» ИСХОДНЫЙ ТЕКСТ:
Тарковский вписывает трагедию жизни Цветаевой в исторический контекст, обретающий в лирическом пространстве «Чистопольской тетради» апокалиптический масштаб за счет мифопоэтических и библейских подтекстов. Как и в первых цветаевских стихотворениях, он использует здесь ключевые образы поэзии Цветаевой и ее филигранную ономастическую поэтику («Стихи к Блоку», «Ахматовой» и др.). Начнем с финального текста.
Зову — не отзывается, крепко спит Марина.
Елабуга, Елабуга, кладбищенская глина,
Твоим бы именем назвать гиблое болото,
Таким бы словом, как засовом, запирать ворота,
Тобою бы, Елабуга, детей стращать немилых,
Купцам бы да разбойникам лежать в твоих могилах.
А на кого дохнула ты холодом лютым?
Кому была последним земным приютом?
Чей слышала перед зарей возглас лебединый?
Ты слышала последнее слово Марины.
На гибельном ветру твоем я тоже стыну.
Еловая, проклятая, отдай Марину!
Название города, в котором окончился земной путь Марины Цветаевой, несет гибельные коннотации, форсированные аллитерациями и ассонансами: Елабуга — кладбищенская глина — гибло[а]е бо[а]лото — мо[а]гилах — на гибельно[а]м ветру — еловая[йа]. Фонетическая «игра» с ассонансами использована Тарковским и в пятом стихотворении, где воссоздан образ страшной Камы:
Дро[а]вя[а]ные, по[а]гонные во[а]зво[а]жу алтари.
Кама, Кама, река мо[а]я[йа], по[а]лыньи сво[а]и о[а]тво[а]ри.
<…>
Кама, Кама, чем я плачу за тво[а]ю ледя[а]ную парчу?
Я за тво[а]ю парчу верно[а]й смертью плачу.
Оба стихотворения построены как отчаянные заклинания мифических сил зла и одновременно как причитания по покойнику.
В «Чистопольской тетради» Тарковский трижды обращается к жанру сонета (второй, четвертый и восьмой тексты), который в его представлении является идеальной поэтической формой, противостоящей хаосу бытия. Все три сонета объединяет тема страшного мира, «разорванного на части» войной, перед которой бессильны любые заклинания о Божьем милосердии («а слово бесполезно») и сам Бог, до которого «не дойдут мольбы» и который «не слышит нас». «Цветаевский» восьмой сонет развивает тему личной вины лирического «я» перед погибшей героиней, окликая образы поэзии Цветаевой (ср.: «Огнем горит твой город златоглавый» — цветаевский цикл «Стихи о Москве») и строки особенно близкого ей Пастернака. Ср.:
Тарковский:
Не птицелов раскидывает сети,
Сетями воздух стал в твой смертный час <…>
Пастернак:
<…> А в наши дни и воздух пахнет смертью:
Открыть окно — что жилы отворить.
Гибель Цветаевой, ушедшей из жизни 31 августа, вписана Тарковским в зимний камский «топос» («<…> А все платочек комкаешь кровавый, / Все маешься, недужная, в снегу»), в котором уравнены трагические судьбы «я»-беженца и «ты»-беженки («Упала, задохнулась на бегу…»), что нисколько не отменяет вины лирического героя: «Когда Господь от гибели не спас, / Как я спасу, как полюблю — такую? / О нет, очнись, я гибну и тоскую…».

» СТРОКИ ДАННЫХ:

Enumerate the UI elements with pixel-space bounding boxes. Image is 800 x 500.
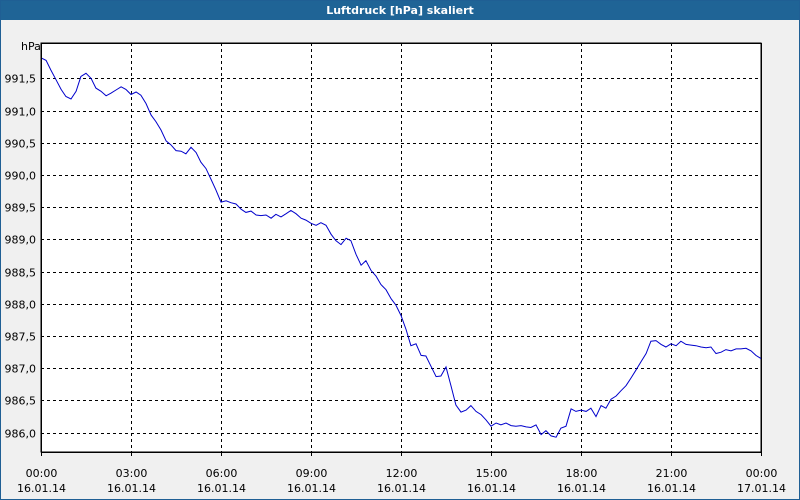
x-tick-time: 15:00 <box>476 467 508 480</box>
window-title: Luftdruck [hPa] skaliert <box>1 1 799 20</box>
x-tick-time: 12:00 <box>386 467 418 480</box>
y-tick-label: 990,5 <box>5 138 37 151</box>
y-tick-label: 991,0 <box>5 106 37 119</box>
y-tick-label: 987,0 <box>5 363 37 376</box>
x-tick-time: 00:00 <box>746 467 778 480</box>
x-tick-date: 16.01.14 <box>647 482 696 495</box>
plot-border <box>41 43 762 453</box>
y-tick-label: 987,5 <box>5 331 37 344</box>
plot-area <box>40 42 762 456</box>
x-tick-date: 16.01.14 <box>467 482 516 495</box>
chart: hPa 991,5 991,0 990,5 990,0 989,5 989,0 988,5 9… <box>5 40 786 495</box>
y-tick-label: 989,0 <box>5 234 37 247</box>
y-tick-label: 988,5 <box>5 267 37 280</box>
x-tick-date: 17.01.14 <box>737 482 786 495</box>
x-tick-date: 16.01.14 <box>557 482 606 495</box>
series-line <box>40 57 762 438</box>
x-tick-date: 16.01.14 <box>107 482 156 495</box>
y-tick-label: 991,5 <box>5 73 37 86</box>
x-tick-date: 16.01.14 <box>17 482 66 495</box>
y-tick-label: 990,0 <box>5 170 37 183</box>
y-tick-label: 989,5 <box>5 202 37 215</box>
x-tick-date: 16.01.14 <box>197 482 246 495</box>
x-tick-time: 21:00 <box>656 467 688 480</box>
x-tick-date: 16.01.14 <box>377 482 426 495</box>
y-axis-label: hPa <box>21 40 41 53</box>
x-tick-date: 16.01.14 <box>287 482 336 495</box>
x-tick-time: 06:00 <box>206 467 238 480</box>
x-tick-time: 09:00 <box>296 467 328 480</box>
x-tick-time: 00:00 <box>26 467 58 480</box>
y-tick-label: 986,0 <box>5 428 37 441</box>
x-tick-time: 18:00 <box>566 467 598 480</box>
y-tick-label: 986,5 <box>5 395 37 408</box>
x-tick-time: 03:00 <box>116 467 148 480</box>
y-tick-label: 988,0 <box>5 299 37 312</box>
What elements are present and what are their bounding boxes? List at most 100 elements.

» ТЕКСТ ЗАДАНИЯ 1:
Верните без изменений фрагмент текста о «Чистопольской тетради» Тарковского, который открывается словами, содержащими «Зову — не отзывается, крепко», и завершается словами «последним земным приютом?».
» ТЕКСТ ЗАДАНИЯ 2:
Продолжите текст о «Чистопольской тетради» Тарковского, начиная сразу после его последнего предложения.

» ИТОГОВЫЙ РЕЗУЛЬТАТ 1:
Зову — не отзывается, крепко спит Марина.
Елабуга, Елабуга, кладбищенская глина,
Твоим бы именем назвать гиблое болото,
Таким бы словом, как засовом, запирать ворота,
Тобою бы, Елабуга, детей стращать немилых,
Купцам бы да разбойникам лежать в твоих могилах.
А на кого дохнула ты холодом лютым?
Кому была последним земным приютом?

» ИТОГОВЫЙ РЕЗУЛЬТАТ 2:
После «Чистопольской тетради» цветаевская тема надолго ушла в «подполье» лирического сознания Тарковского. Она бегло мелькнула в финале стихотворения «Превращение» (1959), где упомянуто знаковое, наряду с «жаркой» рябиной, дерево Цветаевой: «<…> Лежу, а жилы крепко сращены / С хрящами придорожной бузины».
Сама эта неразрывная «сращенность» с «хрящами придорожной бузины» — метафорическое воплощение неизбывной горькой памяти о погибшем поэте9 , которому Тарковский посвятит отдельный стихотворный цикл.
Сам этот цикл при жизни автора не сложился в каком-то окончательном виде. В итоговом прижизненном издании «Избранное»10 отсутствует название цикла «Памяти Марины Цветаевой»: в нем публикуются шесть стихотворений без указания дат написания и в таком порядке: I. «Все наяву связалось — воздух самый…» (под названием «Из старой тетради»); II. «Стирка белья»; III. «Друзья, правдолюбцы, хозяева…»; IV. «Я слышу, я не сплю, зовешь меня, Марина…»; V. «И что ни человек, то смерть, и что ни…» (под названием «Как двадцать два года тому назад»); VI. «Не речи, — нет, я не хочу…» (под названием «Через двадцать два года»)11 . Составители юбилейного издания в новой серии «Библиотека всемирной литературы», М. Тарковская и В. Амирханян включили в этот цикл стихотворение «Где твоя волна гремучая…», написанное в сентябре 1941 года, и все остальные созданные после гибели Цветаевой стихи и расположили их в хронологическом порядке12 .
Согласно авторской концепции в «Избранном», первым в «поминальном» цветаевском цикле должно быть стихотворение «Стирка белья», в котором изображена еще живая Цветаева и педалирован (начиная с названия) бытовой план последних месяцев жизни поэта:
Марина стирает белье.
В гордыне шипучую пену
Рабочие руки ее
Швыряют на голую стену.
Белье выжимает. Окно —
На улицу настежь, и платье
Развешивает.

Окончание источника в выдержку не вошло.